### Given instruction
Where the word "magnifier" occurs in a line, return that line.
* start Data for this task *
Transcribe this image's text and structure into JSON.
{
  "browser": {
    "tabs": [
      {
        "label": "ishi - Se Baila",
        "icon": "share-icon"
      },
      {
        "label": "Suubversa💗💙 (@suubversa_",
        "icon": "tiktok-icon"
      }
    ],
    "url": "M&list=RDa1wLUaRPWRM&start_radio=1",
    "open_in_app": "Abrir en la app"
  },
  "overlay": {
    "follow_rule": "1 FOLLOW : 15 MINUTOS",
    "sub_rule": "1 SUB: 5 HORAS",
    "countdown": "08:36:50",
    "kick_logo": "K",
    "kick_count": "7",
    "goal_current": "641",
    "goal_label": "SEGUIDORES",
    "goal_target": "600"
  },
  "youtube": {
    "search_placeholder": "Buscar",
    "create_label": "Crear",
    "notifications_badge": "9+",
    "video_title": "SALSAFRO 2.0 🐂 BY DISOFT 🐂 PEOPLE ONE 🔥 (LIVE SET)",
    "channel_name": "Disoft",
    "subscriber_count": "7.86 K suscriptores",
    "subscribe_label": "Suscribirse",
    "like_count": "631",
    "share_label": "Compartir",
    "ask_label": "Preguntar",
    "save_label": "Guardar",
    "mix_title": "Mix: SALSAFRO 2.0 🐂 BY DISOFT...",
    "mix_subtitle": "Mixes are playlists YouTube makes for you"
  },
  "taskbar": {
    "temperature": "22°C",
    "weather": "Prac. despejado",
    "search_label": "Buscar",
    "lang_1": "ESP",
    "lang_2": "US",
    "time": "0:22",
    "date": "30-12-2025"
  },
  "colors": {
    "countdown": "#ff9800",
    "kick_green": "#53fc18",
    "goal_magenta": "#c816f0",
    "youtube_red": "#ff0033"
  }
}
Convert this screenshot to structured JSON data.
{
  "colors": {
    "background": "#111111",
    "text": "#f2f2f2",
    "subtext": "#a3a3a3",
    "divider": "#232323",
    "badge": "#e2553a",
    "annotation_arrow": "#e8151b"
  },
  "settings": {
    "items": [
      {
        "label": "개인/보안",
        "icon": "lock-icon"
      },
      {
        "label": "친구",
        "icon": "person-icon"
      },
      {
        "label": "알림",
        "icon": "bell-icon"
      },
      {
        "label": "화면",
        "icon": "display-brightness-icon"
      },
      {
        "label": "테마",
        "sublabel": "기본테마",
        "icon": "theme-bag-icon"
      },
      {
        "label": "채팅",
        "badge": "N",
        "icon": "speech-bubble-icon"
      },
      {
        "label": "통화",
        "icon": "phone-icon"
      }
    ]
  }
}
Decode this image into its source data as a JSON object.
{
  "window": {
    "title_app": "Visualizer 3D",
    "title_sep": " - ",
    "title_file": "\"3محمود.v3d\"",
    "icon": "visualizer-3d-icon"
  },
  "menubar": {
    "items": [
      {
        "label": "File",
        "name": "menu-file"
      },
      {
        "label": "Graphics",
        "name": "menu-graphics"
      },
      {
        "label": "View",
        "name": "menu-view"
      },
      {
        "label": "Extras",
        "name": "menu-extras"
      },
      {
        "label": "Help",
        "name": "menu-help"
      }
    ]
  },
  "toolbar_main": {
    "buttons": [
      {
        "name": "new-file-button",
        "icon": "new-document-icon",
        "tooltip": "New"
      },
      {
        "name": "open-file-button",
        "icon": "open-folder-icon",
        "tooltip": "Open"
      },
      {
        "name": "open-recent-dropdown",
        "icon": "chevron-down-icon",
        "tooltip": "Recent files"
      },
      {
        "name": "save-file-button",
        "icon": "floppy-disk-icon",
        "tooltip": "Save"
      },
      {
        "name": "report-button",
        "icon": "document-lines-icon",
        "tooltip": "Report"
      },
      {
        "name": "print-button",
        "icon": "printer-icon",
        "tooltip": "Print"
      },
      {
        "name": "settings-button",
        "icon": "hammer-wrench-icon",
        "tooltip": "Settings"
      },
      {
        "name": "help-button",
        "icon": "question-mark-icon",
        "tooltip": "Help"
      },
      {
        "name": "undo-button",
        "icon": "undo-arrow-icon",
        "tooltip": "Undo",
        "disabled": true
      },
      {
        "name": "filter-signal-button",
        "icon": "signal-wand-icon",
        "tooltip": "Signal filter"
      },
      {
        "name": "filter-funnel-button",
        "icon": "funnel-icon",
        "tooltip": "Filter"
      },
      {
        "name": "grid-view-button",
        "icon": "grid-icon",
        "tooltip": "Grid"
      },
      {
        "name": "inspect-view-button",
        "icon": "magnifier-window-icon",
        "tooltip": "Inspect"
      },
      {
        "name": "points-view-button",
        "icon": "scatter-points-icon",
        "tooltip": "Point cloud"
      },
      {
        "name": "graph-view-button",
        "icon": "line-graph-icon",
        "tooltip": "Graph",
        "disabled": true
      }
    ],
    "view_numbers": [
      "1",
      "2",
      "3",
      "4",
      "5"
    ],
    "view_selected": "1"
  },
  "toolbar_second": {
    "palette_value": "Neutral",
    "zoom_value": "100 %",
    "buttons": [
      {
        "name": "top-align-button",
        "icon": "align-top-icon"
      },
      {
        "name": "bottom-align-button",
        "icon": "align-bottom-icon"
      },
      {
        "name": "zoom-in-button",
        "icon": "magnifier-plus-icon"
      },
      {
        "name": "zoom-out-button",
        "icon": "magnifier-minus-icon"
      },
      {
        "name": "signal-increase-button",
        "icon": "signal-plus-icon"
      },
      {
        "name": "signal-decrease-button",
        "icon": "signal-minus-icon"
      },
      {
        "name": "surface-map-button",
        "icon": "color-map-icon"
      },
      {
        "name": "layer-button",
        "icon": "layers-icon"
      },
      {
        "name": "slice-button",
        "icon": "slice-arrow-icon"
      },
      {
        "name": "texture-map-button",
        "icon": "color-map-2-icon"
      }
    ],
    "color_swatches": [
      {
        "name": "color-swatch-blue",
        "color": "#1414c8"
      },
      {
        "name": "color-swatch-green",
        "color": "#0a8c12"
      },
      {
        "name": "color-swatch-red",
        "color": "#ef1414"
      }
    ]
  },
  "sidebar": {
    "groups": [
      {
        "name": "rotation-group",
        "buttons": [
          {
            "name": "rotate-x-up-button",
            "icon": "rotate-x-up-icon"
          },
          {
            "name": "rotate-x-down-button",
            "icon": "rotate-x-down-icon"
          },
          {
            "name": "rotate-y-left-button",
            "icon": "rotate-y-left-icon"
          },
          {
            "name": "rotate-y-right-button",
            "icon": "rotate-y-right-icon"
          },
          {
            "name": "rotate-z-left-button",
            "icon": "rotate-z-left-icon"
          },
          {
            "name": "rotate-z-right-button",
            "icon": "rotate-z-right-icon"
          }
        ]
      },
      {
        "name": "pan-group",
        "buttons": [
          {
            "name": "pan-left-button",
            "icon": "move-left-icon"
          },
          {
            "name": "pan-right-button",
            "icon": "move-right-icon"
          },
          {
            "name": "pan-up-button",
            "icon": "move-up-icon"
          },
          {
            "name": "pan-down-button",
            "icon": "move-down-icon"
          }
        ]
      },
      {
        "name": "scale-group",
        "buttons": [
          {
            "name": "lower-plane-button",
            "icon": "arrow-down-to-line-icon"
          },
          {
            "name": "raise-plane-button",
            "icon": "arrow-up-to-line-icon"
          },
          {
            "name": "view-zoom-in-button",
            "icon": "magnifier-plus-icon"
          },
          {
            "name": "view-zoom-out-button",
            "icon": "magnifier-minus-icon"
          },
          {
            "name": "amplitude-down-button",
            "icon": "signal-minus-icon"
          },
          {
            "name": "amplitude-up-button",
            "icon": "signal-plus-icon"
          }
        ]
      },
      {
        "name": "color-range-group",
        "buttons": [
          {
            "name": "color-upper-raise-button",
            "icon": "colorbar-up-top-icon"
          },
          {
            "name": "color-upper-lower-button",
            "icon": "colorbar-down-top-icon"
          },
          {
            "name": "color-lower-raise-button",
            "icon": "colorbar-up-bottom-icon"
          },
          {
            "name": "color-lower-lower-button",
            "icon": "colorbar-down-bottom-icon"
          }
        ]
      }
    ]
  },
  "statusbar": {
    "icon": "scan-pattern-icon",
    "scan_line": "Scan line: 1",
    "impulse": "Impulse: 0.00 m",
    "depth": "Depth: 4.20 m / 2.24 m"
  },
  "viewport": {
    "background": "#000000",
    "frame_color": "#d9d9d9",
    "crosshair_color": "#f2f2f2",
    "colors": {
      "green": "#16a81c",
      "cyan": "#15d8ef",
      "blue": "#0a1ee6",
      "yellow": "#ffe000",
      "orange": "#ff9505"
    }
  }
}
* end Data for this task *
### Problem solution
        "icon": "magnifier-window-icon",
        "icon": "magnifier-plus-icon"
        "icon": "magnifier-minus-icon"
            "icon": "magnifier-plus-icon"
            "icon": "magnifier-minus-icon"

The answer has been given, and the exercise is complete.